→ **What is being asked**
Using the listing below, copy every line that mentions "text".

→ **Data supplied**
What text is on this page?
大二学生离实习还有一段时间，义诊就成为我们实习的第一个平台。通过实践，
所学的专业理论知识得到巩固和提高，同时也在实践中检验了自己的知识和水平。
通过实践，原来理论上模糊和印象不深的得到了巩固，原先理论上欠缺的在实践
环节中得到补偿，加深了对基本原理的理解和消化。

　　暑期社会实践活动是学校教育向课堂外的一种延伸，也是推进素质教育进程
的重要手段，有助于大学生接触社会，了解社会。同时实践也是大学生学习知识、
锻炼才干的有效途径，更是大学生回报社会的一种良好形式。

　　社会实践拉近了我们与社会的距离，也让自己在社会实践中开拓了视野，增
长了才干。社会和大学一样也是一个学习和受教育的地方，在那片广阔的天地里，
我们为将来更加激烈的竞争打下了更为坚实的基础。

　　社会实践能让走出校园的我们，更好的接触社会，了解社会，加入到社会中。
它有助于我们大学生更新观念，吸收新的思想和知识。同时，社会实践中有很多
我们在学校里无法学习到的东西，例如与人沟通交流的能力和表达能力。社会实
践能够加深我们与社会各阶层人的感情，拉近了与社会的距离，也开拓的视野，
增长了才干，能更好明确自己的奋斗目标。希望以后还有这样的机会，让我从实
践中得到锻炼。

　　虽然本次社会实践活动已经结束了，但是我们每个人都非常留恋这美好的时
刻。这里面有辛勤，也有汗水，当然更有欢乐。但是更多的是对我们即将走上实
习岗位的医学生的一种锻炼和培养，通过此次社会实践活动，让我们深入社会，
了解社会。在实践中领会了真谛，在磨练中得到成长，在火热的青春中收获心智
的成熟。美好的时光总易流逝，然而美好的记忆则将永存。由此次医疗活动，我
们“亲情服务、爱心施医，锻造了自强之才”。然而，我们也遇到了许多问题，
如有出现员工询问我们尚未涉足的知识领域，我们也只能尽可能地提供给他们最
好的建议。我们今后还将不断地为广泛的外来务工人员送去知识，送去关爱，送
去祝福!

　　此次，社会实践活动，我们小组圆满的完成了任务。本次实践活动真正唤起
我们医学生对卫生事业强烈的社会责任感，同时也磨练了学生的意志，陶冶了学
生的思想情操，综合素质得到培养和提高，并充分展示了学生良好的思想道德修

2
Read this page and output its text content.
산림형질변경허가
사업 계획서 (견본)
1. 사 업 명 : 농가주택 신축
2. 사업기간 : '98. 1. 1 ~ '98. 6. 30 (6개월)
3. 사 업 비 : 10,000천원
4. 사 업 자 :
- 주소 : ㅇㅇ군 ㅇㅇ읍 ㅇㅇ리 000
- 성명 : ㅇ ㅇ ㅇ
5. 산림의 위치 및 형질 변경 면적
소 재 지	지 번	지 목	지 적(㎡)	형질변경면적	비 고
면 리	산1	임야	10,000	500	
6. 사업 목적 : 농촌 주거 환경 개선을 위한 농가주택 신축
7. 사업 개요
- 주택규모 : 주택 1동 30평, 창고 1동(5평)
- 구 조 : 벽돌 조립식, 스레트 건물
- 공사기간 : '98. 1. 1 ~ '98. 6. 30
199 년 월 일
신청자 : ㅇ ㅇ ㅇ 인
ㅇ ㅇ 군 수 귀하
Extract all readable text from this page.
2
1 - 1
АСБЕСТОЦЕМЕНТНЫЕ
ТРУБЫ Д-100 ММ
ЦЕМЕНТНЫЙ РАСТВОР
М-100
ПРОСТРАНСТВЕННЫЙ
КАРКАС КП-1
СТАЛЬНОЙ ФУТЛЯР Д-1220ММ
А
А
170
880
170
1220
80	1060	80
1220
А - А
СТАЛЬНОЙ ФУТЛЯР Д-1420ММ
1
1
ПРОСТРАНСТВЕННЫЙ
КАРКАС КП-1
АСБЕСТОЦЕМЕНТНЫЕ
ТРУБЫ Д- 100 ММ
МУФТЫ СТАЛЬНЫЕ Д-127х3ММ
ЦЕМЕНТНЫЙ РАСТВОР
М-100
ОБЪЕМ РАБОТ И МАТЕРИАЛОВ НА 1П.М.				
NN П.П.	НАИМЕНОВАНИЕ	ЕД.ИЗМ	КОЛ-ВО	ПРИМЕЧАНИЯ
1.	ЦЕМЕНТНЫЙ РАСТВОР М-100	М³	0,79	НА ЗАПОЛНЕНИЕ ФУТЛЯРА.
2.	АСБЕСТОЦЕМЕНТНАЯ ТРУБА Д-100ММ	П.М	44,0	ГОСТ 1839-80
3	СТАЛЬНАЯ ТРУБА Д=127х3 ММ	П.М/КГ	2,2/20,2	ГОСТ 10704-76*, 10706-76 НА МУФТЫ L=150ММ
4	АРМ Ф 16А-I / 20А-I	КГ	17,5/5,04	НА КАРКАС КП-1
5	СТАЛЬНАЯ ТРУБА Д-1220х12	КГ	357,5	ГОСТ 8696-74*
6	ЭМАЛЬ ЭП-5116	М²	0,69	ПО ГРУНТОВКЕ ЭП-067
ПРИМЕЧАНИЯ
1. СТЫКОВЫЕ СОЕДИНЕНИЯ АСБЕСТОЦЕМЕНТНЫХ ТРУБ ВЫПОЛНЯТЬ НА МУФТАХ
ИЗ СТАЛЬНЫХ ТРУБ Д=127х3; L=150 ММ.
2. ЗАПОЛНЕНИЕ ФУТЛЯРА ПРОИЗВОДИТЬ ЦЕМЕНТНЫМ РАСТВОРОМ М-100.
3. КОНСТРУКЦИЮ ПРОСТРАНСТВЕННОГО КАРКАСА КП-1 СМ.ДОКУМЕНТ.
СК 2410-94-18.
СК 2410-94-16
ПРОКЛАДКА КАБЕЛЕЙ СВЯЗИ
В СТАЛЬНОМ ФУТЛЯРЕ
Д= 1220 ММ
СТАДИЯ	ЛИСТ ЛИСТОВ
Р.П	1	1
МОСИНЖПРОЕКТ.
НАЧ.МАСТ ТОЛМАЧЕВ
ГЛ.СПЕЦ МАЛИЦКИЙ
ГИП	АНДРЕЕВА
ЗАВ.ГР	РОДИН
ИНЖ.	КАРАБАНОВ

→ **Answer in full**
What text is on this page?
Read this page and output its text content.
Extract all readable text from this page.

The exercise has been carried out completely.